** BEGIN Items **

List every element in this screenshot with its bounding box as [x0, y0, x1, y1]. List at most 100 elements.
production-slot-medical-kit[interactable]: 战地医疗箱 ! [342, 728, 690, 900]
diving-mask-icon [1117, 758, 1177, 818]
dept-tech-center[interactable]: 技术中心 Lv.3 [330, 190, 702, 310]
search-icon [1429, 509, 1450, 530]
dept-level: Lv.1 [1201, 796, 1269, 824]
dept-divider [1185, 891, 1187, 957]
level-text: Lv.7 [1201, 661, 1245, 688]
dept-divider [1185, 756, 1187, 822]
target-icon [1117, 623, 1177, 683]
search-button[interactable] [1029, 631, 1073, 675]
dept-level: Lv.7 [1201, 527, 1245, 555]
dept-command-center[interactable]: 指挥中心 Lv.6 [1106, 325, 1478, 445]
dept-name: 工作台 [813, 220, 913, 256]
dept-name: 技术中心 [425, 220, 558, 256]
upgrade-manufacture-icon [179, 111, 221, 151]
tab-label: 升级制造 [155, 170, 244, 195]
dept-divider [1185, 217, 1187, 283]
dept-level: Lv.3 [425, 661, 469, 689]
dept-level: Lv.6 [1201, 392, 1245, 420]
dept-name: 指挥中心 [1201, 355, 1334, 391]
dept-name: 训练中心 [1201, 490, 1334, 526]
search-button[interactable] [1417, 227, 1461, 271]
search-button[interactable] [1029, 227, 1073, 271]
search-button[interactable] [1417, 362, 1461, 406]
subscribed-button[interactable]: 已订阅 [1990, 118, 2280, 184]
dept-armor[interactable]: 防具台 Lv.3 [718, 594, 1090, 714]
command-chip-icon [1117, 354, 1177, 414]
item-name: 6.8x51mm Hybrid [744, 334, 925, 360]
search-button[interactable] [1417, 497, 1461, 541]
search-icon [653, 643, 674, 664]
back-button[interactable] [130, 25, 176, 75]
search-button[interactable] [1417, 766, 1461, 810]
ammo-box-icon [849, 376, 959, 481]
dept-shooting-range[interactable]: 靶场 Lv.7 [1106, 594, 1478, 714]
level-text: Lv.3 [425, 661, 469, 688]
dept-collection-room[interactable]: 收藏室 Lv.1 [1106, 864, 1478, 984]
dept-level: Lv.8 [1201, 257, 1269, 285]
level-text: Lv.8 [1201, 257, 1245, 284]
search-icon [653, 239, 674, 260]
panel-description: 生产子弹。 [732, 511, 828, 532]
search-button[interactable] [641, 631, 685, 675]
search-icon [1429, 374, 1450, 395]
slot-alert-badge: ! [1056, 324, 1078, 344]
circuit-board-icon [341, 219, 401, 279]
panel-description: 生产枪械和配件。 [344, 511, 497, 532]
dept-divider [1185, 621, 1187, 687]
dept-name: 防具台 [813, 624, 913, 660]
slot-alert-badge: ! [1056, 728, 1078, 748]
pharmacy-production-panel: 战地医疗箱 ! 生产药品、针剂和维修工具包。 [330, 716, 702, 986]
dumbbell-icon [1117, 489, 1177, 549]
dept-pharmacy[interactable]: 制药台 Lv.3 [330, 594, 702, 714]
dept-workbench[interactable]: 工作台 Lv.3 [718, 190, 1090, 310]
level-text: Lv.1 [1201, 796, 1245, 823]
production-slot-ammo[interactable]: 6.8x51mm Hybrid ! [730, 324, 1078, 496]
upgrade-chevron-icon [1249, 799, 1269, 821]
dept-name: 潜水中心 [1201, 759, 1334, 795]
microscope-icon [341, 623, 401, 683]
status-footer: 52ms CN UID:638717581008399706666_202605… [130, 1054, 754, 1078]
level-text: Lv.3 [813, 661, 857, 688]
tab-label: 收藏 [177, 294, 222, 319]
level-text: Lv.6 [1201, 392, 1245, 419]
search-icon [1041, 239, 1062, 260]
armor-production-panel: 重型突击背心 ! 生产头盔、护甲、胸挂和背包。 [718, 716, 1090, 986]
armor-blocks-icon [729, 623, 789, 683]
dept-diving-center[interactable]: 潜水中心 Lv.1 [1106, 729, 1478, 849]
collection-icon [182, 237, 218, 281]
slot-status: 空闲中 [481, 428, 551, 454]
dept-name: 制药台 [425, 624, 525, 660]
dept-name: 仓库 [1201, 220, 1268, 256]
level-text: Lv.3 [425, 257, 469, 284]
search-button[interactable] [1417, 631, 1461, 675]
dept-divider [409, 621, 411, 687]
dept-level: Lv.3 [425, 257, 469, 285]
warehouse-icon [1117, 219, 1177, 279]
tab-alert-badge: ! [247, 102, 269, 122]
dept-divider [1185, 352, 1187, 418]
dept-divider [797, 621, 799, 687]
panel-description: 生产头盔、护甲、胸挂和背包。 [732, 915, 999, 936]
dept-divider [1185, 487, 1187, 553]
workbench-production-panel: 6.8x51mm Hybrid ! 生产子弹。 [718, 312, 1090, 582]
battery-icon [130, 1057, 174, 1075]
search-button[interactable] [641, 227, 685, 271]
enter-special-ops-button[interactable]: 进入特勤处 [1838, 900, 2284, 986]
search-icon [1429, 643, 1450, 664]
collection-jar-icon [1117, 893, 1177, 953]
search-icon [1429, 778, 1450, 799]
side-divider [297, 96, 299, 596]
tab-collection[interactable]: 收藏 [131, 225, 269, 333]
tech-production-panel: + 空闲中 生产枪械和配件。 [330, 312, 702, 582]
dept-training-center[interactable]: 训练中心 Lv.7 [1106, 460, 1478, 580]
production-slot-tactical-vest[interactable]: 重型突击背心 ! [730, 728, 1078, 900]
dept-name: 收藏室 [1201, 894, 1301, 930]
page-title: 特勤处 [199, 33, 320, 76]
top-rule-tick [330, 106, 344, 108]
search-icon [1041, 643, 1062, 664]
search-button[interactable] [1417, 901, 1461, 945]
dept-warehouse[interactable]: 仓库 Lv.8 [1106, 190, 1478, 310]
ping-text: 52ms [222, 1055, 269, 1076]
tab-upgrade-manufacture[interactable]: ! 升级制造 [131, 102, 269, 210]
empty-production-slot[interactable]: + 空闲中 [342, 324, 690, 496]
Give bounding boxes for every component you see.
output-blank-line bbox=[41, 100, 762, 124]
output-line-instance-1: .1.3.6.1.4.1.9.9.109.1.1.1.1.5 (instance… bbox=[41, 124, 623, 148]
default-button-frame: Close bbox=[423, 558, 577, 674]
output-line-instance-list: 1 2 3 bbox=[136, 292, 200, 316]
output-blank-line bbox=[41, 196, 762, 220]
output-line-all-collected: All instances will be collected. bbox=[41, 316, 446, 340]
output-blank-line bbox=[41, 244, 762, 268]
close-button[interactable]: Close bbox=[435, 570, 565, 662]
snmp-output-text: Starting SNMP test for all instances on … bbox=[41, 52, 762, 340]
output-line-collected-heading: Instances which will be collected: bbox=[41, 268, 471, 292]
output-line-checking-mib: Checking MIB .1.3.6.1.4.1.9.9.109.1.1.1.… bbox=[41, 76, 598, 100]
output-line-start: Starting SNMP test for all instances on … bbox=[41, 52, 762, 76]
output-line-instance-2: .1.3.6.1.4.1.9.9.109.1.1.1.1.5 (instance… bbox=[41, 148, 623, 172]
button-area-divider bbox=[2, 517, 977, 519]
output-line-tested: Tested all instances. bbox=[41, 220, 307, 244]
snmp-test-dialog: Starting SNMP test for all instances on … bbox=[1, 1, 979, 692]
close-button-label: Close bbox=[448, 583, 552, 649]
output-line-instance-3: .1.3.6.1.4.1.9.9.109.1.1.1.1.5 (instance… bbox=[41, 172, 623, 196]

** END Items **

Reproduce verbatim every line of the records above, from the first line through the line containing "search-icon [1429, 509, 1450, 530]", and include both of those lines.

List every element in this screenshot with its bounding box as [x0, y0, x1, y1]. List at most 100 elements.
production-slot-medical-kit[interactable]: 战地医疗箱 ! [342, 728, 690, 900]
diving-mask-icon [1117, 758, 1177, 818]
dept-tech-center[interactable]: 技术中心 Lv.3 [330, 190, 702, 310]
search-icon [1429, 509, 1450, 530]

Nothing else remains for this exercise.